Exactly reproduce all the records, keeping pictures out of the copy.

Dataset extract ->
====

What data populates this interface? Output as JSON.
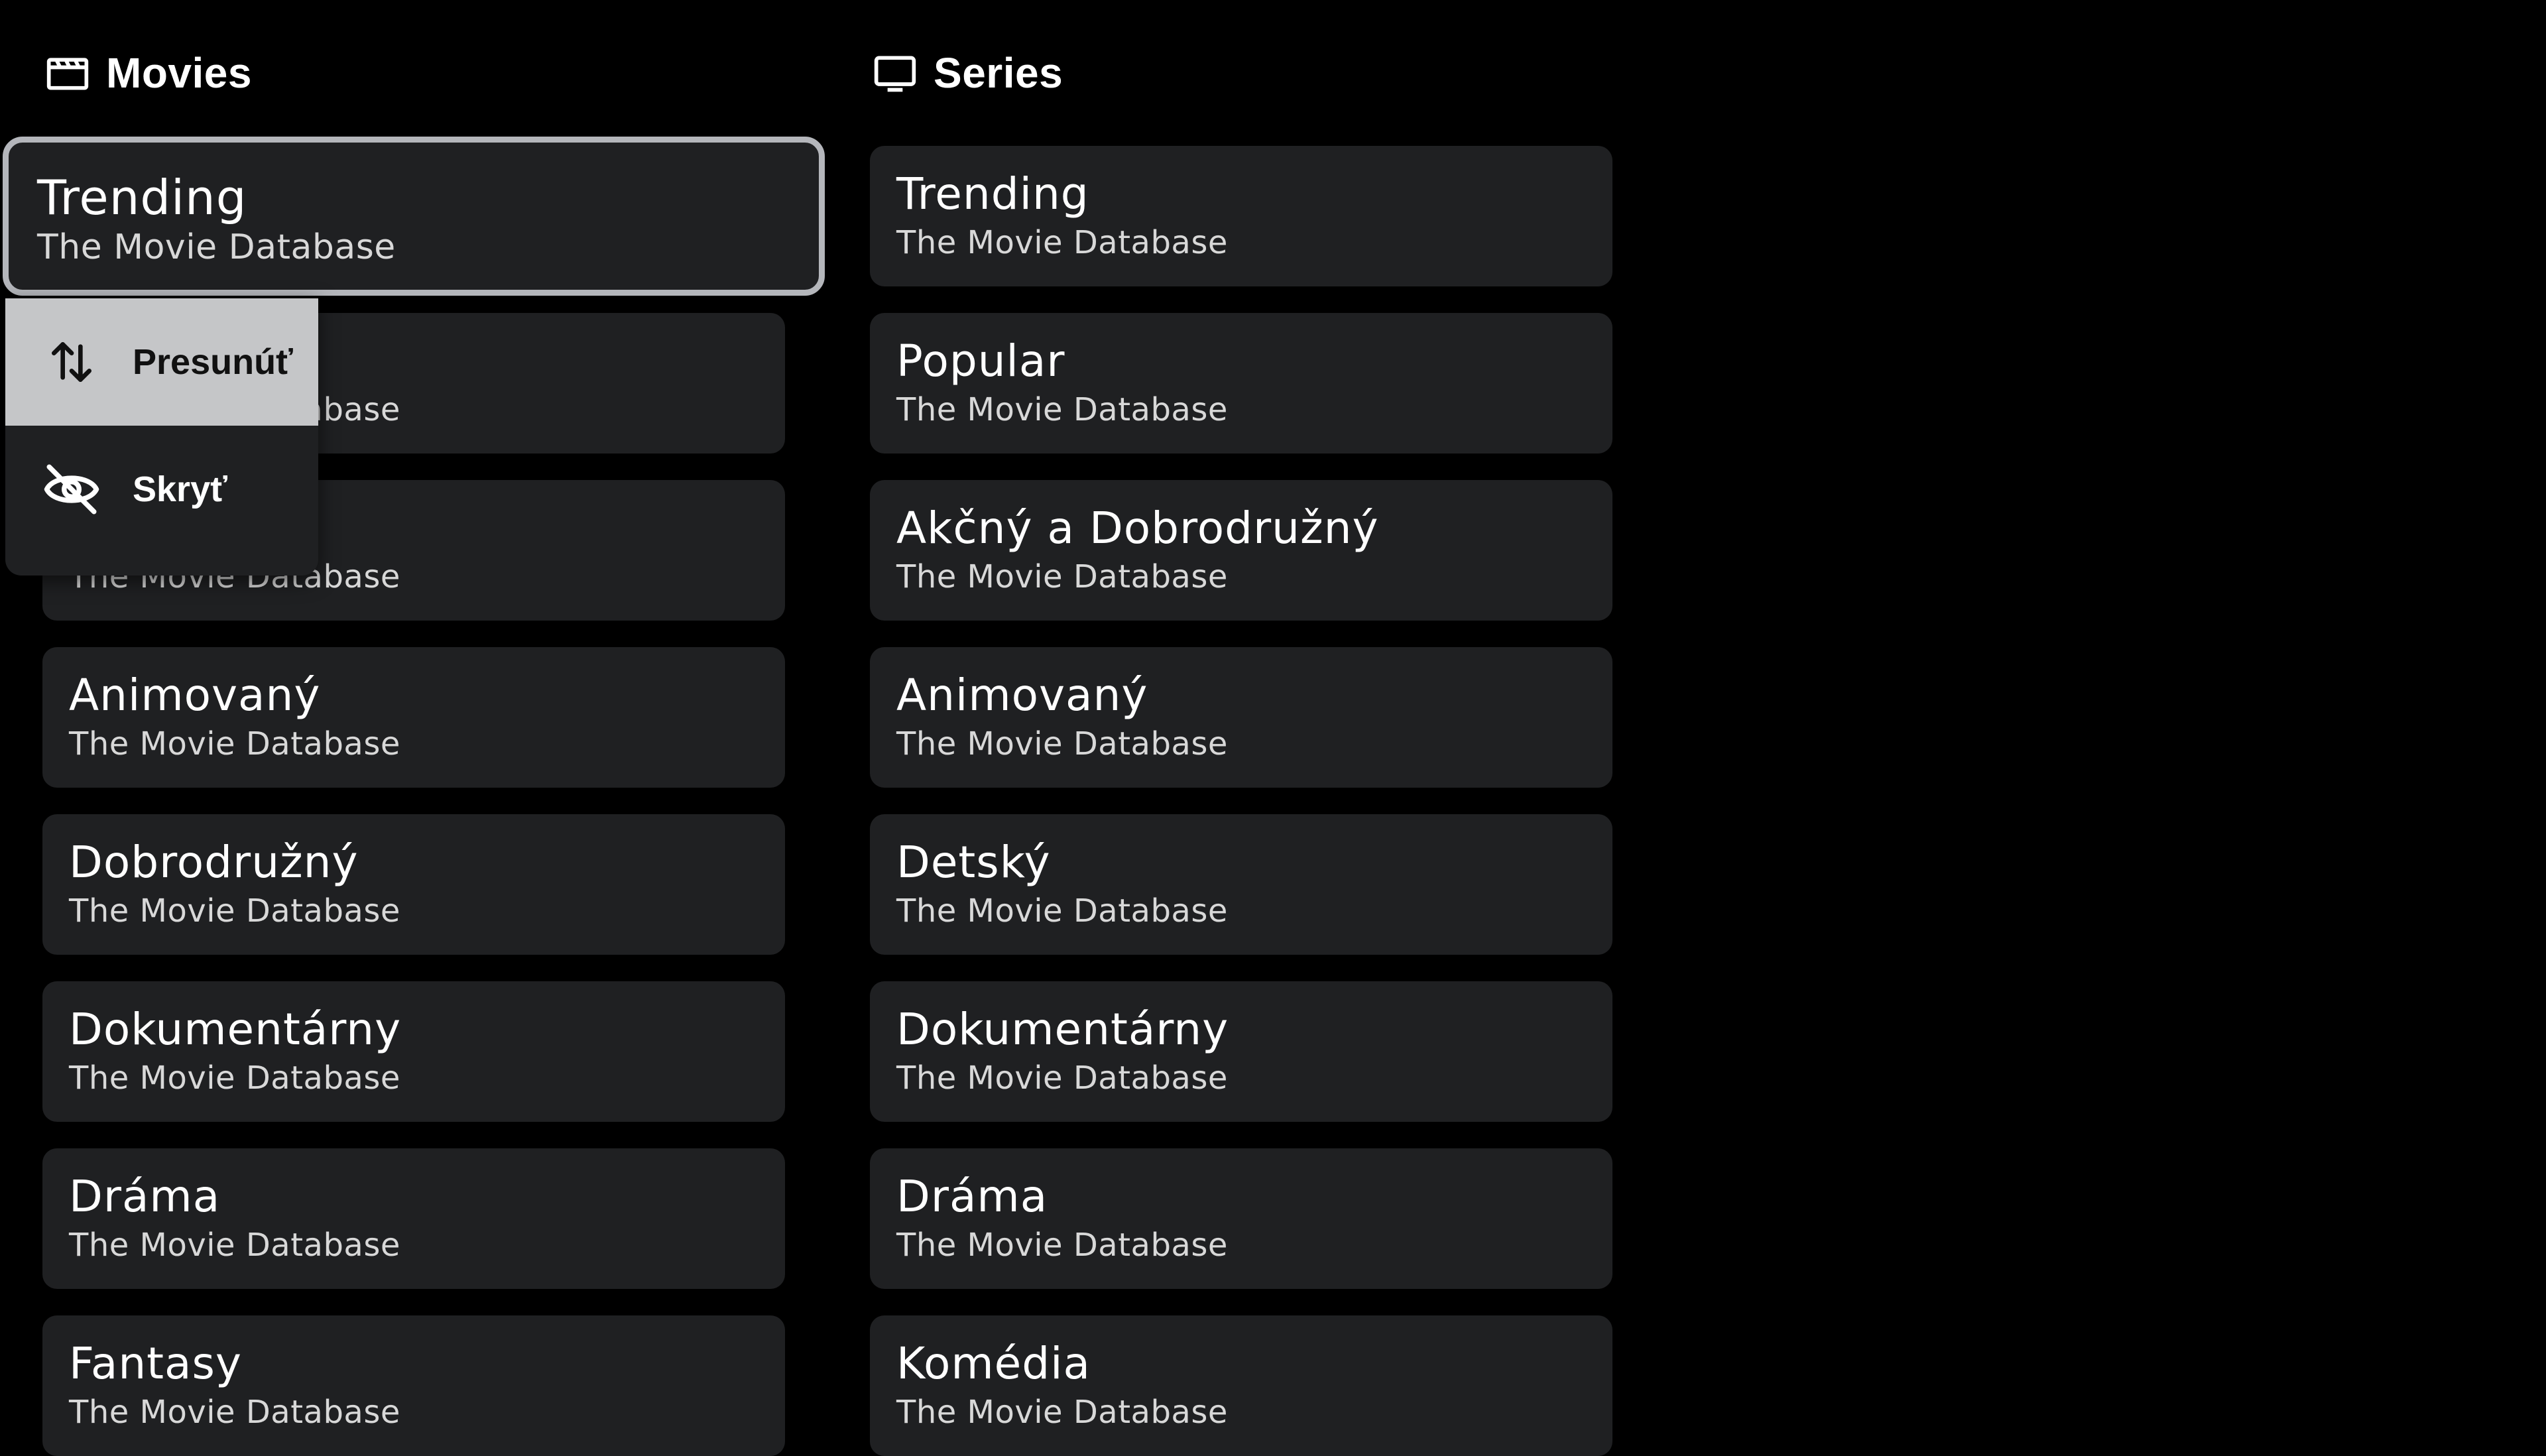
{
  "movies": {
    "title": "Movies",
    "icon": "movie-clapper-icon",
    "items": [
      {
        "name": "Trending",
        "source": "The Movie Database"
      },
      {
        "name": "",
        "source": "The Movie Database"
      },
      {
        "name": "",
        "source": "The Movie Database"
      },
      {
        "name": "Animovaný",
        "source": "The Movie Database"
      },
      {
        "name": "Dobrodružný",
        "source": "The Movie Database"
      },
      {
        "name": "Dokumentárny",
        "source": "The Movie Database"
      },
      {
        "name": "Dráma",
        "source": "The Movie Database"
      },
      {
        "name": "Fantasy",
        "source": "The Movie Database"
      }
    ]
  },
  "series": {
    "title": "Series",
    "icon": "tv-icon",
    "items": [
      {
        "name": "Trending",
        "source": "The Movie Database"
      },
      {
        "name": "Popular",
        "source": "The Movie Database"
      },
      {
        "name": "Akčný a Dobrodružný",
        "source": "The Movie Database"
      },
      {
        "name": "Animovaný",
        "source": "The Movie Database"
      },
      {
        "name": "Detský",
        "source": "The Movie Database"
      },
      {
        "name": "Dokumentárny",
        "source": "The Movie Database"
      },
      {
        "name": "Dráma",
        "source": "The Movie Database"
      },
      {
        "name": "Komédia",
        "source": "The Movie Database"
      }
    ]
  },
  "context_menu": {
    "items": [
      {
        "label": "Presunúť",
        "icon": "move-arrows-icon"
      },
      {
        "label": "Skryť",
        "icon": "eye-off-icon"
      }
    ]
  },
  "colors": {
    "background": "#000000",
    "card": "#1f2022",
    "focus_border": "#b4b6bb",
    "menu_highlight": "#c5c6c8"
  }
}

====

Worked answer ->
What data populates this interface? Output as JSON.
{
  "movies": {
    "title": "Movies",
    "icon": "movie-clapper-icon",
    "items": [
      {
        "name": "Trending",
        "source": "The Movie Database"
      },
      {
        "name": "",
        "source": "The Movie Database"
      },
      {
        "name": "",
        "source": "The Movie Database"
      },
      {
        "name": "Animovaný",
        "source": "The Movie Database"
      },
      {
        "name": "Dobrodružný",
        "source": "The Movie Database"
      },
      {
        "name": "Dokumentárny",
        "source": "The Movie Database"
      },
      {
        "name": "Dráma",
        "source": "The Movie Database"
      },
      {
        "name": "Fantasy",
        "source": "The Movie Database"
      }
    ]
  },
  "series": {
    "title": "Series",
    "icon": "tv-icon",
    "items": [
      {
        "name": "Trending",
        "source": "The Movie Database"
      },
      {
        "name": "Popular",
        "source": "The Movie Database"
      },
      {
        "name": "Akčný a Dobrodružný",
        "source": "The Movie Database"
      },
      {
        "name": "Animovaný",
        "source": "The Movie Database"
      },
      {
        "name": "Detský",
        "source": "The Movie Database"
      },
      {
        "name": "Dokumentárny",
        "source": "The Movie Database"
      },
      {
        "name": "Dráma",
        "source": "The Movie Database"
      },
      {
        "name": "Komédia",
        "source": "The Movie Database"
      }
    ]
  },
  "context_menu": {
    "items": [
      {
        "label": "Presunúť",
        "icon": "move-arrows-icon"
      },
      {
        "label": "Skryť",
        "icon": "eye-off-icon"
      }
    ]
  },
  "colors": {
    "background": "#000000",
    "card": "#1f2022",
    "focus_border": "#b4b6bb",
    "menu_highlight": "#c5c6c8"
  }
}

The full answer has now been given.